_Extract provided:_
┌──

The most common method for monitoring PRRSV infection in swine populations is by using IDEXX PRRS X3 Antibody Test Kit, which uses serum as specimens. This approach is laborious and time consuming and may pose danger to the workers and practitioners if the subjects are not cooperative. Typically, only a few randomly chosen animals are selected to represent the immune status of the entire farm. This approach is unable to achieve enough sampling requirements for a targeted level of disease detection because it is impossible to do blood sampling for all the animals in the farm (Kittawornrat et al. 2012).

Oral fluid is a good technique to be used as a monitoring tool for PRRS in the farm because a large number of animals can be sampled at one time. This study showed that the pattern of the oral fluid antibody response was similar to that seen in serum. Therefore, it will be a useful and reliable sample to replace the conventional serum as PRRS monitoring in the endemic farm. Besides that, oral fluid collection can also be done easily by only one person on a daily basis without posing danger to the personnel. At the same time, pigs have a natural behavior of chewing anything surrounding them, thus making it easier for the samples to be collected (Kittawornrat et al. 2012). Oral fluid collection from noncooperative animals can be an issue because of the unwillingness to chew on the ropes, but it is considered as a minor issue if compared to the danger caused by noncooperative animals during blood sampling. The personnel may get injured if the animals are not cooperative.

Based on Figs. 2 and 5, both pen and individual oral fluid samples show similar pattern of results. An increase in S/P values for individual oral fluid samples is coherent with an increase in S/P values for pen oral fluid samples of the same age groups and vice versa. The only difference is that pen oral fluid samples generally have higher S/P ratios if compared to that of individual oral fluid samples of the same age group. It has also been reported before in a previous paper that pen oral fluid samples generally have higher S/P values if compared to individual oral fluid samples (IDEXX 2013). This is because more antibodies are detected by the test thus causing significant difference between the value of pen and individual oral fluid samples. However, despite the higher value of S/P ratio for the pen oral fluid samples, statistical analysis revealed that there is no significant difference between pen and individual oral fluid samples at the same age group. Therefore, it is concluded that pen oral fluid samples can also be used as diagnostic tool to monitor PRRS in endemic farms because the results do not show significant difference between individual and pen oral fluid samplings, easier sample collection, ability to collect samples more frequently, and the ability to cover more animals in the farm. However, it is necessary to allow as much as animals to chew the rope during the pen oral fluid sampling so that more animals will be covered in the farm and PRRS status in the farm can be defined more accurately.

└──

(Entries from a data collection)
┌──

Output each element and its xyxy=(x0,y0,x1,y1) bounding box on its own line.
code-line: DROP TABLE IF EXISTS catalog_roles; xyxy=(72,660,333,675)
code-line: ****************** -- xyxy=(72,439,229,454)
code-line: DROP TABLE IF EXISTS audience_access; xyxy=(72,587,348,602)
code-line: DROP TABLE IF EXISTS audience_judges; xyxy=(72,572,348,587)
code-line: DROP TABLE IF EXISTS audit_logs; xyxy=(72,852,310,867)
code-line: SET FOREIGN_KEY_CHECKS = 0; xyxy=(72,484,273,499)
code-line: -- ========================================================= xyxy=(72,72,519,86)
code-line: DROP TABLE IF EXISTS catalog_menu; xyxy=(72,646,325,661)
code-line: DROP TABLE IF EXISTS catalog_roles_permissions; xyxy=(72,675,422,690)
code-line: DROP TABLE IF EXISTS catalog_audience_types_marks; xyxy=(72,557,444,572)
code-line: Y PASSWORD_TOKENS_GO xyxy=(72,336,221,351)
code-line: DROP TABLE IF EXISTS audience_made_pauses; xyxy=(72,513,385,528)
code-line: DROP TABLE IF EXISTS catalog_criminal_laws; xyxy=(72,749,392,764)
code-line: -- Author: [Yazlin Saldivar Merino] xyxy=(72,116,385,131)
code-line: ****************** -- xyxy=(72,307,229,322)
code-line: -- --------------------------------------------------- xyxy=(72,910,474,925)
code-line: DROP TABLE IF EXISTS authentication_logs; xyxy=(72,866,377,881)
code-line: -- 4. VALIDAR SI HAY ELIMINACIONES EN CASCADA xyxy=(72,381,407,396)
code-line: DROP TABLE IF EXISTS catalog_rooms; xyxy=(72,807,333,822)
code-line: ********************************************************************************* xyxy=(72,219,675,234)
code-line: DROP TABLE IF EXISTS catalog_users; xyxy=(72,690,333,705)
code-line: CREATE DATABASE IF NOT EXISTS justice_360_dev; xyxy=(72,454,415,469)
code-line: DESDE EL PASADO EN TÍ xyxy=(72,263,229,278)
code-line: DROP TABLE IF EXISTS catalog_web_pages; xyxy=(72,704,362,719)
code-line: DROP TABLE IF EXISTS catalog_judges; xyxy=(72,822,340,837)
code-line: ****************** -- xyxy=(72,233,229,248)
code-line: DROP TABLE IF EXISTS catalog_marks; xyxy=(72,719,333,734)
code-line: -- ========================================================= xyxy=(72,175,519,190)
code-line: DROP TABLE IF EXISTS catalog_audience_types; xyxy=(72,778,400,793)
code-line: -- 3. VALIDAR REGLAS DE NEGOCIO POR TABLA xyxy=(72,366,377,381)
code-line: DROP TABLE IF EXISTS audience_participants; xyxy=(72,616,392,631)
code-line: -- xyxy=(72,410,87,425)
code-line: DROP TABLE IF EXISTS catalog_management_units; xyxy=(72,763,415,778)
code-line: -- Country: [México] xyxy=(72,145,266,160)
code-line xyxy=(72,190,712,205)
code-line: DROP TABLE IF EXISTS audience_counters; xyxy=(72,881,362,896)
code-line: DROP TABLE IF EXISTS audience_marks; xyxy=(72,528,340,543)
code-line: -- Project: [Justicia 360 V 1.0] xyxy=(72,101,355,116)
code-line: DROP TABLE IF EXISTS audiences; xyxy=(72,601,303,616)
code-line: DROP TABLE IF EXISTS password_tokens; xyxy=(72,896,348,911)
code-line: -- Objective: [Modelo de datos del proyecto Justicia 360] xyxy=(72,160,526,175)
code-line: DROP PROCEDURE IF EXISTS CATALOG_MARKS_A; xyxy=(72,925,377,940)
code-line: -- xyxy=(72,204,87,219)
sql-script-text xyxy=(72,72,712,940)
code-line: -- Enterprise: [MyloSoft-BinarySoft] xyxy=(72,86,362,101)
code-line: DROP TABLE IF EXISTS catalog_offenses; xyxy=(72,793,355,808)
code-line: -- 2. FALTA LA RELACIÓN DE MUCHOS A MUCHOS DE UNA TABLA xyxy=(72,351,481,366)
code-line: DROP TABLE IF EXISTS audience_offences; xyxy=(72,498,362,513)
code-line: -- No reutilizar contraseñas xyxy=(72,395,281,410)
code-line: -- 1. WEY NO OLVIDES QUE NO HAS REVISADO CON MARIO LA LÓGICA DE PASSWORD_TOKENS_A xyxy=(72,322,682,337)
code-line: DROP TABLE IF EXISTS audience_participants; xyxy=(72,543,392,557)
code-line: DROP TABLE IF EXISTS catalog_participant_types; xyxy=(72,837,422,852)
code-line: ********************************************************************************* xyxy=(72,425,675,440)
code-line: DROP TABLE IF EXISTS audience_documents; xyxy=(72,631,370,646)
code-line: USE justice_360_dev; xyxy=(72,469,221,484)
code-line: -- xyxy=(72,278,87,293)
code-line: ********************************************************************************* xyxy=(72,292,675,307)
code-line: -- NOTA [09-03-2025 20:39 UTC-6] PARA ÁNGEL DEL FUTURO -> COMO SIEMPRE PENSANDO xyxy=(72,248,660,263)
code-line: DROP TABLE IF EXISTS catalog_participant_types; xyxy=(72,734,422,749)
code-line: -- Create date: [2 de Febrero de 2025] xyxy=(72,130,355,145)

└──

_Exercise instructions:_
**A)** In the PRRS monitoring excerpt, which kind of oral fluid sample generally shows higher S/P ratios within the same age group?
**B)** Write a continuation of the PRRS monitoring excerpt, starting after its final sentence.
The entries have nothing to do with this work.

_Results by task:_
**A)** Pen oral fluid samples.

**B)**
Conclusion

The application of oral fluid as a diagnostic based offers advantages over serum for the purpose of monitoring PRRSV infection in the farm by using ELISA. Advantages include the simple and noninvasive methodology needed. This is because oral fluid collection does not require restraining and can be done easily by trained personnel because of the natural behaviors of pigs to chew anything in their surroundings. This will greatly improve the welfare of the animals and will not affect their productivity due to stress during handling. In addition, oral fluid samplings can also be done more frequently over a short time interval that facilitates ongoing disease monitoring.

Therefore, it is highly beneficial if the application of oral fluid can be used more widely in the animals for disease monitoring, not only for PRRSV but also for other diseases as well such as swine influenza, classical swine fever (CSF), and porcine circovirus type 2 (PCV2) infection which cause huge economic loss to the farmers as well.

As a conclusion, oral fluid is a powerful tool to be used for the purpose of disease monitoring, and the data collected is crucial to improve health management in the herds. Thus, the author strongly suggested the usage of oral fluids for PRRS monitoring instead of serum samples in endemic farms.